* [DIRECTIONS]
From the entries below, list each line with "navigazione".

* [Stored records]
-- BEGIN --
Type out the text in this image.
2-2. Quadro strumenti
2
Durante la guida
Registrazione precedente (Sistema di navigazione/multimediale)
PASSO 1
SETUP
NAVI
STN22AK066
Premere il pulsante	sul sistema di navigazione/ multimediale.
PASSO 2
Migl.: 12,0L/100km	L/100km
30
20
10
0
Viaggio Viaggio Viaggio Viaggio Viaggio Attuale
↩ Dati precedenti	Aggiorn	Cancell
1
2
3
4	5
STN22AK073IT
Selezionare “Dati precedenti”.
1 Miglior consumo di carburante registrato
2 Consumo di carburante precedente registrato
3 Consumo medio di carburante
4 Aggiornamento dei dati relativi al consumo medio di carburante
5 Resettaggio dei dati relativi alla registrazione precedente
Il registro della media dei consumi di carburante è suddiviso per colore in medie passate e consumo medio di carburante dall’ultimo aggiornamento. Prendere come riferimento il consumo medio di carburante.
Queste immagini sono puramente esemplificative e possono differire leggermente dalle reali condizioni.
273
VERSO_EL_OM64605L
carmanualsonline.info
-- END --
* [FULL RESPONSE]
Registrazione precedente (Sistema di navigazione/multimediale)
Premere il pulsante	sul sistema di navigazione/ multimediale.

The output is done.